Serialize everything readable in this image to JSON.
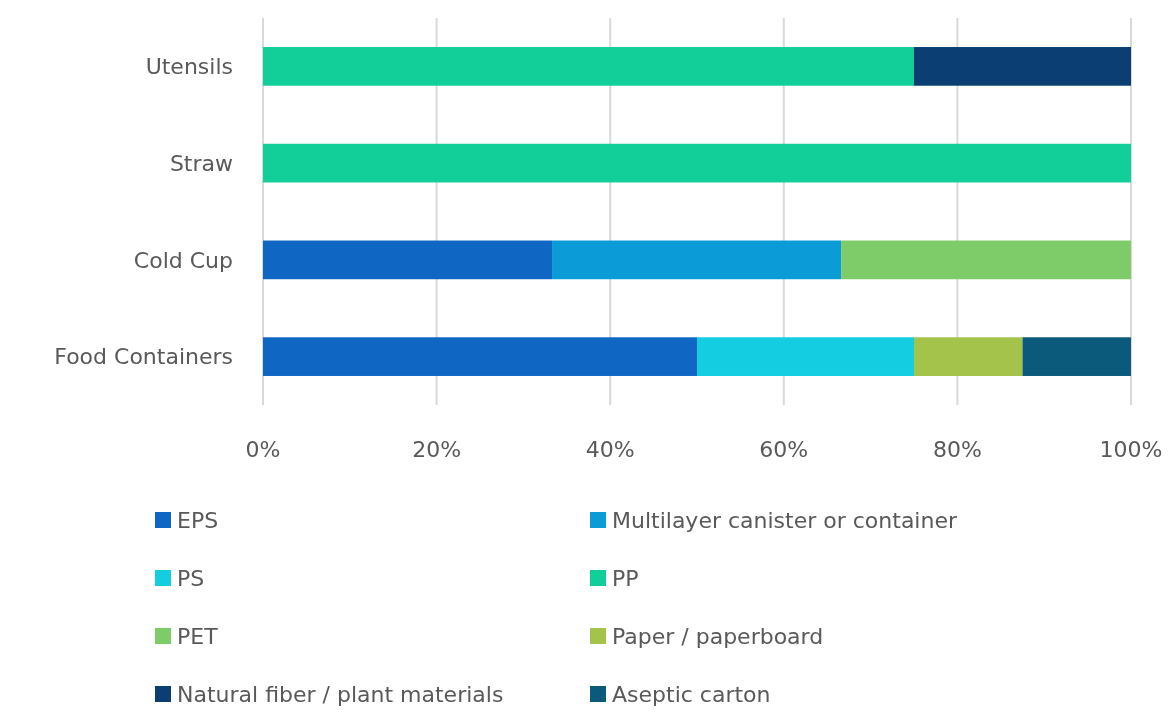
{
  "chart_data": {
    "type": "bar",
    "orientation": "horizontal",
    "stacked": true,
    "categories": [
      "Utensils",
      "Straw",
      "Cold Cup",
      "Food Containers"
    ],
    "series": [
      {
        "name": "EPS",
        "color": "#0f67c3",
        "values": [
          null,
          null,
          33.3,
          50
        ]
      },
      {
        "name": "Multilayer canister or container",
        "color": "#0b9bd7",
        "values": [
          null,
          null,
          33.3,
          null
        ]
      },
      {
        "name": "PS",
        "color": "#14cde0",
        "values": [
          null,
          null,
          null,
          25
        ]
      },
      {
        "name": "PP",
        "color": "#12cf9a",
        "values": [
          75,
          100,
          null,
          null
        ]
      },
      {
        "name": "PET",
        "color": "#7ecb69",
        "values": [
          null,
          null,
          33.4,
          null
        ]
      },
      {
        "name": "Paper / paperboard",
        "color": "#a3c34a",
        "values": [
          null,
          null,
          null,
          12.5
        ]
      },
      {
        "name": "Natural fiber / plant materials",
        "color": "#0b3f73",
        "values": [
          25,
          null,
          null,
          null
        ]
      },
      {
        "name": "Aseptic carton",
        "color": "#0b5a7c",
        "values": [
          null,
          null,
          null,
          12.5
        ]
      }
    ],
    "xlim": [
      0,
      100
    ],
    "xticks": [
      {
        "value": 0,
        "label": "0%"
      },
      {
        "value": 20,
        "label": "20%"
      },
      {
        "value": 40,
        "label": "40%"
      },
      {
        "value": 60,
        "label": "60%"
      },
      {
        "value": 80,
        "label": "80%"
      },
      {
        "value": 100,
        "label": "100%"
      }
    ],
    "grid": "x",
    "legend": "bottom"
  }
}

◆ ◆ ◆

▶ Set problem
Without including any pictures, print each record exactly.

▶ Answer to the problem
Serialize everything readable in this image to JSON.
{
  "chart_data": {
    "type": "bar",
    "orientation": "horizontal",
    "stacked": true,
    "categories": [
      "Utensils",
      "Straw",
      "Cold Cup",
      "Food Containers"
    ],
    "series": [
      {
        "name": "EPS",
        "color": "#0f67c3",
        "values": [
          null,
          null,
          33.3,
          50
        ]
      },
      {
        "name": "Multilayer canister or container",
        "color": "#0b9bd7",
        "values": [
          null,
          null,
          33.3,
          null
        ]
      },
      {
        "name": "PS",
        "color": "#14cde0",
        "values": [
          null,
          null,
          null,
          25
        ]
      },
      {
        "name": "PP",
        "color": "#12cf9a",
        "values": [
          75,
          100,
          null,
          null
        ]
      },
      {
        "name": "PET",
        "color": "#7ecb69",
        "values": [
          null,
          null,
          33.4,
          null
        ]
      },
      {
        "name": "Paper / paperboard",
        "color": "#a3c34a",
        "values": [
          null,
          null,
          null,
          12.5
        ]
      },
      {
        "name": "Natural fiber / plant materials",
        "color": "#0b3f73",
        "values": [
          25,
          null,
          null,
          null
        ]
      },
      {
        "name": "Aseptic carton",
        "color": "#0b5a7c",
        "values": [
          null,
          null,
          null,
          12.5
        ]
      }
    ],
    "xlim": [
      0,
      100
    ],
    "xticks": [
      {
        "value": 0,
        "label": "0%"
      },
      {
        "value": 20,
        "label": "20%"
      },
      {
        "value": 40,
        "label": "40%"
      },
      {
        "value": 60,
        "label": "60%"
      },
      {
        "value": 80,
        "label": "80%"
      },
      {
        "value": 100,
        "label": "100%"
      }
    ],
    "grid": "x",
    "legend": "bottom"
  }
}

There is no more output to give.